Exercise instructions –
Find how many lines in the material hold the word "pile", then state that number and nothing more.

Records –
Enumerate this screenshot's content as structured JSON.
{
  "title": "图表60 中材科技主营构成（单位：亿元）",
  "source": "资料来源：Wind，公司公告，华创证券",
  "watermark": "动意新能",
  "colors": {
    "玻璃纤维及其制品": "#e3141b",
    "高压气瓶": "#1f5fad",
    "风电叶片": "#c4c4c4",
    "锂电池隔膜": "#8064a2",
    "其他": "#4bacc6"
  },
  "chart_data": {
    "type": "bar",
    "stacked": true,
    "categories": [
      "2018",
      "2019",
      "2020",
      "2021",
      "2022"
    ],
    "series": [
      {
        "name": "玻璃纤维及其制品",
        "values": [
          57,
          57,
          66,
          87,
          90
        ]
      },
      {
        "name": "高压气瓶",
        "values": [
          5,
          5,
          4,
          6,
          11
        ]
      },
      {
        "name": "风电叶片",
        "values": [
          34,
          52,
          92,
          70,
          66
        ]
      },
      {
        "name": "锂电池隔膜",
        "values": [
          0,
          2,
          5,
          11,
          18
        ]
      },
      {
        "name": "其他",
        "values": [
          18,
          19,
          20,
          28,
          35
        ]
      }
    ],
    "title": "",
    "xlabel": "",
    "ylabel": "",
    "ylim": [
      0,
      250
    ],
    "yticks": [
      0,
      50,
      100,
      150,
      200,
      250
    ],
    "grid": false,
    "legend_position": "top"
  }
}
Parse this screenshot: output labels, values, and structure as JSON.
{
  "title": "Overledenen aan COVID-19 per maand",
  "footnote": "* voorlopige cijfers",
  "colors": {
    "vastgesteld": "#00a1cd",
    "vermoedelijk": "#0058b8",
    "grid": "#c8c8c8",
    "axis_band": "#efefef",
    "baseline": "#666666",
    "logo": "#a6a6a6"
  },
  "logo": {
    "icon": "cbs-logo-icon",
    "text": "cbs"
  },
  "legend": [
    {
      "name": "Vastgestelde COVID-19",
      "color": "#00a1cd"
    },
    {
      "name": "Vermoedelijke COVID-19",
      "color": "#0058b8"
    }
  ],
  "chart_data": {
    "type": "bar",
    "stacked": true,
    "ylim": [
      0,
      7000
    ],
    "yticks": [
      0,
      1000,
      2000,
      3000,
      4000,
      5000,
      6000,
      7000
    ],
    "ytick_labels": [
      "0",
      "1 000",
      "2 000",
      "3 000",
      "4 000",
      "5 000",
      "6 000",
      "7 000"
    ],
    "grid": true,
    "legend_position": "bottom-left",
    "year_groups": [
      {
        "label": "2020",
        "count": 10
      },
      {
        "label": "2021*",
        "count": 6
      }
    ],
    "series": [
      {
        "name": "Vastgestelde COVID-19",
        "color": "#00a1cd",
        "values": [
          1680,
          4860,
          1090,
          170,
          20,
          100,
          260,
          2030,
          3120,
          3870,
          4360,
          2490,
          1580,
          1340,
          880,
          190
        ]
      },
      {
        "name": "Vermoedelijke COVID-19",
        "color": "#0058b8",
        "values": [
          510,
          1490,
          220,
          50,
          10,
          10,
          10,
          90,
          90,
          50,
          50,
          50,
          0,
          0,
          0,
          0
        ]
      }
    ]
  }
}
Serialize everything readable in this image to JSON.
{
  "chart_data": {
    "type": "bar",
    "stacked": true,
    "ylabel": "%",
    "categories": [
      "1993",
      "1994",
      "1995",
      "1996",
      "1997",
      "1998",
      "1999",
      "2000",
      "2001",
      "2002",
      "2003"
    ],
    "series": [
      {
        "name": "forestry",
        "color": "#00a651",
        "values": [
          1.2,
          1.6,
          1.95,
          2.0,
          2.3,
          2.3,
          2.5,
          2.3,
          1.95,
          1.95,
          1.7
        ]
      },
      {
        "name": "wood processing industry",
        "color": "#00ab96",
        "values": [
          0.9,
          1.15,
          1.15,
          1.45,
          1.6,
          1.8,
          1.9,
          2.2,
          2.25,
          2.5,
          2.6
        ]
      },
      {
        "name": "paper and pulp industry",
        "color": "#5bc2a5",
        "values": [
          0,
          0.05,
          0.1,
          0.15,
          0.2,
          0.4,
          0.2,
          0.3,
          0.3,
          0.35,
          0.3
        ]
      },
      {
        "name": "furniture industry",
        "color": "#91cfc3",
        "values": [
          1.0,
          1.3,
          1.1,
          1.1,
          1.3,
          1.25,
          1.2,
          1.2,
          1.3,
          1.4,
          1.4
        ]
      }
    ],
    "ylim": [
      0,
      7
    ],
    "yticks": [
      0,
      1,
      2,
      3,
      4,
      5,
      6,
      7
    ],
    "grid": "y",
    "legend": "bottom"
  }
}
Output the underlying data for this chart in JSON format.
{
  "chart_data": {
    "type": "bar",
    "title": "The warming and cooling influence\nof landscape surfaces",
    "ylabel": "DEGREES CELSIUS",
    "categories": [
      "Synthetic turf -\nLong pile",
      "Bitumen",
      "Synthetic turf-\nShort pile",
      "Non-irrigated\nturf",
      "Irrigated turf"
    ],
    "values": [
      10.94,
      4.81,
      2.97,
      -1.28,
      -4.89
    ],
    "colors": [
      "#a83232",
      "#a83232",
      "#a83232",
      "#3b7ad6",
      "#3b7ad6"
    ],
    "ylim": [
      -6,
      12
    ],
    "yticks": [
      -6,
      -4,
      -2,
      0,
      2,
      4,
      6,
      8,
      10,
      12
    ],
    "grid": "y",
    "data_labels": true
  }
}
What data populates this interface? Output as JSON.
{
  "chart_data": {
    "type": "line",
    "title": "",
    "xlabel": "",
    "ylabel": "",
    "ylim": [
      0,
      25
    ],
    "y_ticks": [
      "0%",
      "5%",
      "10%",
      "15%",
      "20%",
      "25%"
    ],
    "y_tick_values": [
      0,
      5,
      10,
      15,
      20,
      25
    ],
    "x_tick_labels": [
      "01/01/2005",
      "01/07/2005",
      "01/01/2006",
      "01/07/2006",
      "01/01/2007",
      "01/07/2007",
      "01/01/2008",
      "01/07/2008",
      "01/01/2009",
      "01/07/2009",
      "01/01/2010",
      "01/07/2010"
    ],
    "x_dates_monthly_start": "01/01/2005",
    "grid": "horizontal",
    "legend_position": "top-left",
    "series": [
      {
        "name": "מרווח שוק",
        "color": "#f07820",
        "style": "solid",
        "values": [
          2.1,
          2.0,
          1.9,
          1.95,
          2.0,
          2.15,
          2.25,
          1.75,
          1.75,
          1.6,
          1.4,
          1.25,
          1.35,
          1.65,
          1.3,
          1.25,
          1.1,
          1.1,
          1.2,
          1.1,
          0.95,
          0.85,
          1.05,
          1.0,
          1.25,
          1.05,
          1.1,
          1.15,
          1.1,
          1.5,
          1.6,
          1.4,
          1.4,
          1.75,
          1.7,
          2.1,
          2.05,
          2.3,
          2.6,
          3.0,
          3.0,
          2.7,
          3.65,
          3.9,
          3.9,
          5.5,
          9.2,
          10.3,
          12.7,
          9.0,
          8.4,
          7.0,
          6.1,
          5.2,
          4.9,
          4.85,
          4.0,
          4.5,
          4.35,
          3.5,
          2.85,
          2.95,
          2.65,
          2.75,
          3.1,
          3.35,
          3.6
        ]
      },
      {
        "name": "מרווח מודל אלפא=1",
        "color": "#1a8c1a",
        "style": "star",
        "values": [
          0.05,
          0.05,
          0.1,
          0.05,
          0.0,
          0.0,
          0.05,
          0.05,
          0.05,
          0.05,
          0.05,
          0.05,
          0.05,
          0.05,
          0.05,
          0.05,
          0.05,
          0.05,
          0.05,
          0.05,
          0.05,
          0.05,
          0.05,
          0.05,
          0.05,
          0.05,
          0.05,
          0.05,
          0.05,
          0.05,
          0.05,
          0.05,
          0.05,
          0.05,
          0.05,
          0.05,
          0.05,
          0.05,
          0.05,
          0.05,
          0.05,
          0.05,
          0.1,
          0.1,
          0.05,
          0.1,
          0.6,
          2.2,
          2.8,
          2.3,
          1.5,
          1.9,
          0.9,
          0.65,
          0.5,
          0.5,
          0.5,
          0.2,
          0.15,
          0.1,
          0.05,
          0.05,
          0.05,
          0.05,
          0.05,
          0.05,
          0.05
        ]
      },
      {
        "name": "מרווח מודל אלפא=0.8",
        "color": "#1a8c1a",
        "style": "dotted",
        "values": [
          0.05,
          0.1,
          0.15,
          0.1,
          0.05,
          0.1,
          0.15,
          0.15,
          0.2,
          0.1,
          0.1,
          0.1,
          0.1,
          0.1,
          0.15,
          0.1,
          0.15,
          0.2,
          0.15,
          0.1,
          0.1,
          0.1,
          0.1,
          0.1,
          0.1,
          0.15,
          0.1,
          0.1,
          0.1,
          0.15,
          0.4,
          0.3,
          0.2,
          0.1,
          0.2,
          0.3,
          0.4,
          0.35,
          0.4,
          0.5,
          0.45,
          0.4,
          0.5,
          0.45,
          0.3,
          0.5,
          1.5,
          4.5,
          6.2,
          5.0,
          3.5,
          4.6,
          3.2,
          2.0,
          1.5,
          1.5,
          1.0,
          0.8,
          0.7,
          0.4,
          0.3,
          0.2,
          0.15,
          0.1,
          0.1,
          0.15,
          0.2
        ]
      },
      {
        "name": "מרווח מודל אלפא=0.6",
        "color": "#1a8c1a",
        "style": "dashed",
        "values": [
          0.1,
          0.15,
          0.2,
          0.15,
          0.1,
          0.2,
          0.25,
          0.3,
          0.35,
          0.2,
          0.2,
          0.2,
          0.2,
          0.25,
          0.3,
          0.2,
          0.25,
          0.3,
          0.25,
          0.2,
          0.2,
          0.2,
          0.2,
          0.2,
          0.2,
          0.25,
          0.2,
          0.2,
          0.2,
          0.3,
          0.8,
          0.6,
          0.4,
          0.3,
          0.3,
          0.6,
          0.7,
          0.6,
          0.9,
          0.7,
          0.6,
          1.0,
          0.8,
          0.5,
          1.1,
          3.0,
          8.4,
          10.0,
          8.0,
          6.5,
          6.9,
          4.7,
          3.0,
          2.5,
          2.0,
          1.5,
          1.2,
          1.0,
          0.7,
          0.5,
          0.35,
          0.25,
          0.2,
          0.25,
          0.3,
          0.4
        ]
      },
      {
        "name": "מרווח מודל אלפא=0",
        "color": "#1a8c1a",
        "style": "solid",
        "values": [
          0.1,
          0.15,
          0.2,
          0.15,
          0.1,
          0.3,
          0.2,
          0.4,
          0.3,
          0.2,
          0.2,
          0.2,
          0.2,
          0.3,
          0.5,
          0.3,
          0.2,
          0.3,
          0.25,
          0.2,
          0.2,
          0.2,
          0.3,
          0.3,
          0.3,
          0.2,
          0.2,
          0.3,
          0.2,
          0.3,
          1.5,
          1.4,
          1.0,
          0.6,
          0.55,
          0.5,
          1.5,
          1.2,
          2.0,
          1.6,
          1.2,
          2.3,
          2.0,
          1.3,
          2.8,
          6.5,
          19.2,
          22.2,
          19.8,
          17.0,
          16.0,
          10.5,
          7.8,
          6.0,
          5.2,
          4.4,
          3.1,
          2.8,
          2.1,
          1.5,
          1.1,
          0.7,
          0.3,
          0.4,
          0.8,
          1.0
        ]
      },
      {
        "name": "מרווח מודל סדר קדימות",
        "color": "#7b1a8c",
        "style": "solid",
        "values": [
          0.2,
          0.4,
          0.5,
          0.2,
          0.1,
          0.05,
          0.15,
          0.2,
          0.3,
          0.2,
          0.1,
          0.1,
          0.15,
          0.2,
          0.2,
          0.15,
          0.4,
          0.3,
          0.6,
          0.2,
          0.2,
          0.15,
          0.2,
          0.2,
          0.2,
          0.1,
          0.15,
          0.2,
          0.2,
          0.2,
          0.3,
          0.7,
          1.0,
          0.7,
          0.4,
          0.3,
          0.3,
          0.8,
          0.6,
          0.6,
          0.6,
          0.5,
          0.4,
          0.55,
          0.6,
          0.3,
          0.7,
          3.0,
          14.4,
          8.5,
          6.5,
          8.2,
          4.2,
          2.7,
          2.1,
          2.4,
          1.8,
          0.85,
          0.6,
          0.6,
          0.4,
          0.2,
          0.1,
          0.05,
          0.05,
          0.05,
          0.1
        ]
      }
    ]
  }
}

Problem solution –
2